▸ What needs to be done
Using the records that follow, copy every line containing the word "rotated".

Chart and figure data
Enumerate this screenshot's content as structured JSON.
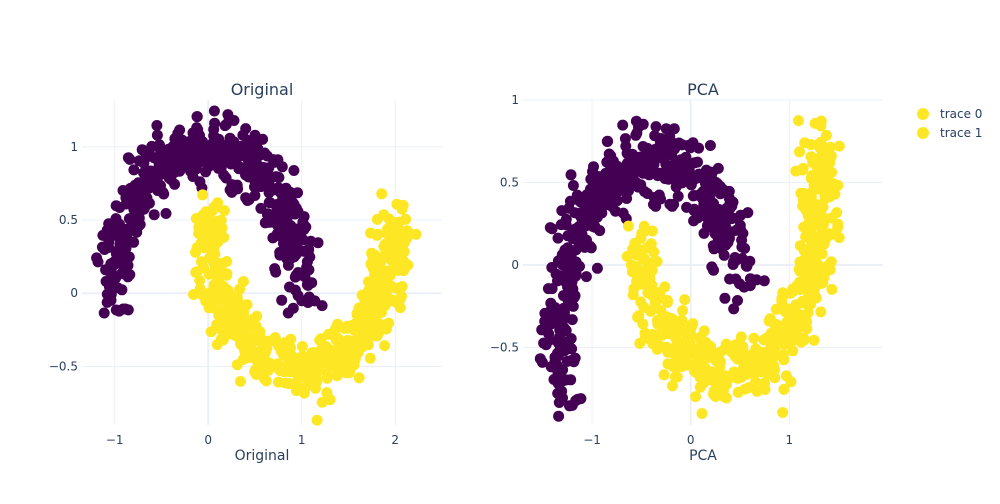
{
  "colors": {
    "purple": "#440154",
    "yellow": "#fde725",
    "text": "#2a3f5f",
    "grid": "#ebf0f8"
  },
  "legend": {
    "items": [
      {
        "label": "trace 0"
      },
      {
        "label": "trace 1"
      }
    ]
  },
  "chart_data": [
    {
      "type": "scatter",
      "title": "Original",
      "xlabel": "Original",
      "ylabel": "",
      "xlim": [
        -1.35,
        2.5
      ],
      "ylim": [
        -0.9,
        1.32
      ],
      "xticks": [
        -1,
        0,
        1,
        2
      ],
      "xtick_labels": [
        "−1",
        "0",
        "1",
        "2"
      ],
      "yticks": [
        -0.5,
        0,
        0.5,
        1
      ],
      "ytick_labels": [
        "−0.5",
        "0",
        "0.5",
        "1"
      ],
      "grid": true,
      "series": [
        {
          "name": "trace 0",
          "shape": "upper-moon",
          "center": [
            0,
            0
          ],
          "radius": 1.0,
          "noise": 0.1,
          "point_count": 500
        },
        {
          "name": "trace 1",
          "shape": "lower-moon",
          "center": [
            1,
            0.5
          ],
          "radius": 1.0,
          "noise": 0.1,
          "point_count": 500
        }
      ]
    },
    {
      "type": "scatter",
      "title": "PCA",
      "xlabel": "PCA",
      "ylabel": "",
      "xlim": [
        -1.7,
        1.95
      ],
      "ylim": [
        -0.97,
        1.0
      ],
      "xticks": [
        -1,
        0,
        1
      ],
      "xtick_labels": [
        "−1",
        "0",
        "1"
      ],
      "yticks": [
        -0.5,
        0,
        0.5,
        1
      ],
      "ytick_labels": [
        "−0.5",
        "0",
        "0.5",
        "1"
      ],
      "grid": true,
      "series": [
        {
          "name": "trace 0",
          "shape": "upper-moon-rotated",
          "point_count": 500
        },
        {
          "name": "trace 1",
          "shape": "lower-moon-rotated",
          "point_count": 500
        }
      ]
    }
  ]
}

▸ Complete answer
          "shape": "upper-moon-rotated",
          "shape": "lower-moon-rotated",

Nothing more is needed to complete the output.